# PROBLEM STATEMENT
Leave out the pictures and reproduce all of the data exactly.

=== Section Start ===

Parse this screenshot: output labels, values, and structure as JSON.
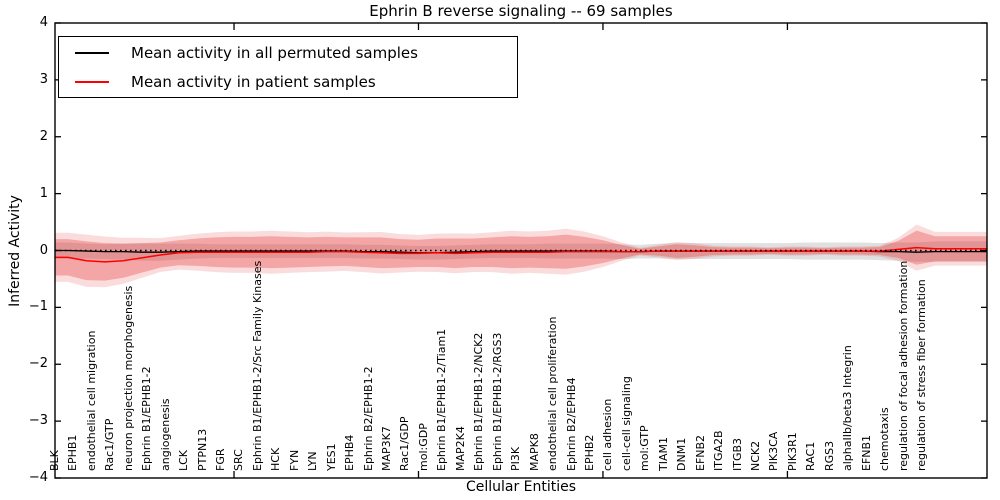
{
  "figure": {
    "title": "Ephrin B reverse signaling -- 69 samples",
    "xlabel": "Cellular Entities",
    "ylabel": "Inferred Activity"
  },
  "legend": {
    "items": [
      {
        "label": "Mean activity in all permuted samples",
        "color": "#000000"
      },
      {
        "label": "Mean activity in patient samples",
        "color": "#ff0000"
      }
    ]
  },
  "chart_data": {
    "type": "line",
    "title": "Ephrin B reverse signaling -- 69 samples",
    "xlabel": "Cellular Entities",
    "ylabel": "Inferred Activity",
    "ylim": [
      -4,
      4
    ],
    "ytick_labels": [
      "4",
      "3",
      "2",
      "1",
      "0",
      "−1",
      "−2",
      "−3",
      "−4"
    ],
    "ytick_values": [
      4,
      3,
      2,
      1,
      0,
      -1,
      -2,
      -3,
      -4
    ],
    "xtick_indices": [
      9,
      19,
      29,
      39
    ],
    "grid": false,
    "legend_position": "upper left",
    "zero_reference_line": {
      "style": "dotted",
      "color": "#000000",
      "y": 0
    },
    "colors": {
      "permuted_line": "#000000",
      "patient_line": "#ff0000",
      "permuted_band": "rgba(0,0,0,0.12)",
      "patient_band_inner": "rgba(230,40,40,0.30)",
      "patient_band_outer": "rgba(230,40,40,0.16)"
    },
    "categories": [
      "BLK",
      "EPHB1",
      "endothelial cell migration",
      "Rac1/GTP",
      "neuron projection morphogenesis",
      "Ephrin B1/EPHB1-2",
      "angiogenesis",
      "LCK",
      "PTPN13",
      "FGR",
      "SRC",
      "Ephrin B1/EPHB1-2/Src Family Kinases",
      "HCK",
      "FYN",
      "LYN",
      "YES1",
      "EPHB4",
      "Ephrin B2/EPHB1-2",
      "MAP3K7",
      "Rac1/GDP",
      "mol:GDP",
      "Ephrin B1/EPHB1-2/Tiam1",
      "MAP2K4",
      "Ephrin B1/EPHB1-2/NCK2",
      "Ephrin B1/EPHB1-2/RGS3",
      "PI3K",
      "MAPK8",
      "endothelial cell proliferation",
      "Ephrin B2/EPHB4",
      "EPHB2",
      "cell adhesion",
      "cell-cell signaling",
      "mol:GTP",
      "TIAM1",
      "DNM1",
      "EFNB2",
      "ITGA2B",
      "ITGB3",
      "NCK2",
      "PIK3CA",
      "PIK3R1",
      "RAC1",
      "RGS3",
      "alphaIIb/beta3 Integrin",
      "EFNB1",
      "chemotaxis",
      "regulation of focal adhesion formation",
      "regulation of stress fiber formation"
    ],
    "series": [
      {
        "name": "Mean activity in all permuted samples",
        "color": "#000000",
        "values": [
          0,
          -0.01,
          -0.02,
          -0.02,
          -0.03,
          -0.03,
          -0.02,
          -0.01,
          -0.01,
          -0.01,
          -0.01,
          -0.01,
          -0.01,
          -0.01,
          -0.01,
          -0.01,
          -0.02,
          -0.02,
          -0.03,
          -0.04,
          -0.04,
          -0.03,
          -0.02,
          -0.01,
          -0.01,
          -0.01,
          -0.01,
          -0.01,
          -0.01,
          -0.01,
          -0.02,
          -0.02,
          -0.01,
          -0.01,
          -0.01,
          -0.01,
          -0.01,
          -0.01,
          -0.01,
          -0.01,
          -0.01,
          -0.01,
          -0.01,
          -0.01,
          -0.02,
          -0.02,
          -0.03,
          -0.02
        ],
        "band_halfwidth": [
          0.14,
          0.13,
          0.13,
          0.14,
          0.15,
          0.15,
          0.14,
          0.13,
          0.12,
          0.12,
          0.12,
          0.12,
          0.12,
          0.12,
          0.12,
          0.12,
          0.12,
          0.12,
          0.12,
          0.12,
          0.12,
          0.12,
          0.12,
          0.12,
          0.12,
          0.12,
          0.13,
          0.13,
          0.13,
          0.13,
          0.13,
          0.12,
          0.13,
          0.14,
          0.14,
          0.14,
          0.14,
          0.14,
          0.14,
          0.14,
          0.15,
          0.15,
          0.15,
          0.15,
          0.15,
          0.16,
          0.17,
          0.18
        ]
      },
      {
        "name": "Mean activity in patient samples",
        "color": "#ff0000",
        "values": [
          -0.12,
          -0.18,
          -0.2,
          -0.18,
          -0.13,
          -0.08,
          -0.04,
          -0.03,
          -0.03,
          -0.03,
          -0.03,
          -0.03,
          -0.03,
          -0.03,
          -0.02,
          -0.02,
          -0.03,
          -0.04,
          -0.05,
          -0.05,
          -0.04,
          -0.05,
          -0.04,
          -0.03,
          -0.03,
          -0.03,
          -0.03,
          -0.02,
          -0.02,
          -0.02,
          -0.02,
          -0.02,
          -0.01,
          -0.01,
          -0.01,
          -0.01,
          -0.01,
          -0.01,
          -0.01,
          -0.01,
          -0.01,
          -0.01,
          -0.01,
          -0.01,
          -0.01,
          0.02,
          0.05,
          0.03
        ],
        "band_halfwidth": [
          0.32,
          0.34,
          0.33,
          0.3,
          0.26,
          0.22,
          0.22,
          0.24,
          0.26,
          0.27,
          0.27,
          0.28,
          0.27,
          0.26,
          0.26,
          0.25,
          0.26,
          0.27,
          0.25,
          0.24,
          0.25,
          0.26,
          0.25,
          0.26,
          0.28,
          0.27,
          0.28,
          0.3,
          0.26,
          0.2,
          0.12,
          0.05,
          0.08,
          0.12,
          0.1,
          0.07,
          0.06,
          0.06,
          0.05,
          0.06,
          0.06,
          0.05,
          0.06,
          0.06,
          0.07,
          0.15,
          0.3,
          0.22
        ]
      }
    ]
  }
}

=== Section End ===

# OUTPUT OF THE EXERCISE
Parse this screenshot: output labels, values, and structure as JSON.
{
  "figure": {
    "title": "Ephrin B reverse signaling -- 69 samples",
    "xlabel": "Cellular Entities",
    "ylabel": "Inferred Activity"
  },
  "legend": {
    "items": [
      {
        "label": "Mean activity in all permuted samples",
        "color": "#000000"
      },
      {
        "label": "Mean activity in patient samples",
        "color": "#ff0000"
      }
    ]
  },
  "chart_data": {
    "type": "line",
    "title": "Ephrin B reverse signaling -- 69 samples",
    "xlabel": "Cellular Entities",
    "ylabel": "Inferred Activity",
    "ylim": [
      -4,
      4
    ],
    "ytick_labels": [
      "4",
      "3",
      "2",
      "1",
      "0",
      "−1",
      "−2",
      "−3",
      "−4"
    ],
    "ytick_values": [
      4,
      3,
      2,
      1,
      0,
      -1,
      -2,
      -3,
      -4
    ],
    "xtick_indices": [
      9,
      19,
      29,
      39
    ],
    "grid": false,
    "legend_position": "upper left",
    "zero_reference_line": {
      "style": "dotted",
      "color": "#000000",
      "y": 0
    },
    "colors": {
      "permuted_line": "#000000",
      "patient_line": "#ff0000",
      "permuted_band": "rgba(0,0,0,0.12)",
      "patient_band_inner": "rgba(230,40,40,0.30)",
      "patient_band_outer": "rgba(230,40,40,0.16)"
    },
    "categories": [
      "BLK",
      "EPHB1",
      "endothelial cell migration",
      "Rac1/GTP",
      "neuron projection morphogenesis",
      "Ephrin B1/EPHB1-2",
      "angiogenesis",
      "LCK",
      "PTPN13",
      "FGR",
      "SRC",
      "Ephrin B1/EPHB1-2/Src Family Kinases",
      "HCK",
      "FYN",
      "LYN",
      "YES1",
      "EPHB4",
      "Ephrin B2/EPHB1-2",
      "MAP3K7",
      "Rac1/GDP",
      "mol:GDP",
      "Ephrin B1/EPHB1-2/Tiam1",
      "MAP2K4",
      "Ephrin B1/EPHB1-2/NCK2",
      "Ephrin B1/EPHB1-2/RGS3",
      "PI3K",
      "MAPK8",
      "endothelial cell proliferation",
      "Ephrin B2/EPHB4",
      "EPHB2",
      "cell adhesion",
      "cell-cell signaling",
      "mol:GTP",
      "TIAM1",
      "DNM1",
      "EFNB2",
      "ITGA2B",
      "ITGB3",
      "NCK2",
      "PIK3CA",
      "PIK3R1",
      "RAC1",
      "RGS3",
      "alphaIIb/beta3 Integrin",
      "EFNB1",
      "chemotaxis",
      "regulation of focal adhesion formation",
      "regulation of stress fiber formation"
    ],
    "series": [
      {
        "name": "Mean activity in all permuted samples",
        "color": "#000000",
        "values": [
          0,
          -0.01,
          -0.02,
          -0.02,
          -0.03,
          -0.03,
          -0.02,
          -0.01,
          -0.01,
          -0.01,
          -0.01,
          -0.01,
          -0.01,
          -0.01,
          -0.01,
          -0.01,
          -0.02,
          -0.02,
          -0.03,
          -0.04,
          -0.04,
          -0.03,
          -0.02,
          -0.01,
          -0.01,
          -0.01,
          -0.01,
          -0.01,
          -0.01,
          -0.01,
          -0.02,
          -0.02,
          -0.01,
          -0.01,
          -0.01,
          -0.01,
          -0.01,
          -0.01,
          -0.01,
          -0.01,
          -0.01,
          -0.01,
          -0.01,
          -0.01,
          -0.02,
          -0.02,
          -0.03,
          -0.02
        ],
        "band_halfwidth": [
          0.14,
          0.13,
          0.13,
          0.14,
          0.15,
          0.15,
          0.14,
          0.13,
          0.12,
          0.12,
          0.12,
          0.12,
          0.12,
          0.12,
          0.12,
          0.12,
          0.12,
          0.12,
          0.12,
          0.12,
          0.12,
          0.12,
          0.12,
          0.12,
          0.12,
          0.12,
          0.13,
          0.13,
          0.13,
          0.13,
          0.13,
          0.12,
          0.13,
          0.14,
          0.14,
          0.14,
          0.14,
          0.14,
          0.14,
          0.14,
          0.15,
          0.15,
          0.15,
          0.15,
          0.15,
          0.16,
          0.17,
          0.18
        ]
      },
      {
        "name": "Mean activity in patient samples",
        "color": "#ff0000",
        "values": [
          -0.12,
          -0.18,
          -0.2,
          -0.18,
          -0.13,
          -0.08,
          -0.04,
          -0.03,
          -0.03,
          -0.03,
          -0.03,
          -0.03,
          -0.03,
          -0.03,
          -0.02,
          -0.02,
          -0.03,
          -0.04,
          -0.05,
          -0.05,
          -0.04,
          -0.05,
          -0.04,
          -0.03,
          -0.03,
          -0.03,
          -0.03,
          -0.02,
          -0.02,
          -0.02,
          -0.02,
          -0.02,
          -0.01,
          -0.01,
          -0.01,
          -0.01,
          -0.01,
          -0.01,
          -0.01,
          -0.01,
          -0.01,
          -0.01,
          -0.01,
          -0.01,
          -0.01,
          0.02,
          0.05,
          0.03
        ],
        "band_halfwidth": [
          0.32,
          0.34,
          0.33,
          0.3,
          0.26,
          0.22,
          0.22,
          0.24,
          0.26,
          0.27,
          0.27,
          0.28,
          0.27,
          0.26,
          0.26,
          0.25,
          0.26,
          0.27,
          0.25,
          0.24,
          0.25,
          0.26,
          0.25,
          0.26,
          0.28,
          0.27,
          0.28,
          0.3,
          0.26,
          0.2,
          0.12,
          0.05,
          0.08,
          0.12,
          0.1,
          0.07,
          0.06,
          0.06,
          0.05,
          0.06,
          0.06,
          0.05,
          0.06,
          0.06,
          0.07,
          0.15,
          0.3,
          0.22
        ]
      }
    ]
  }
}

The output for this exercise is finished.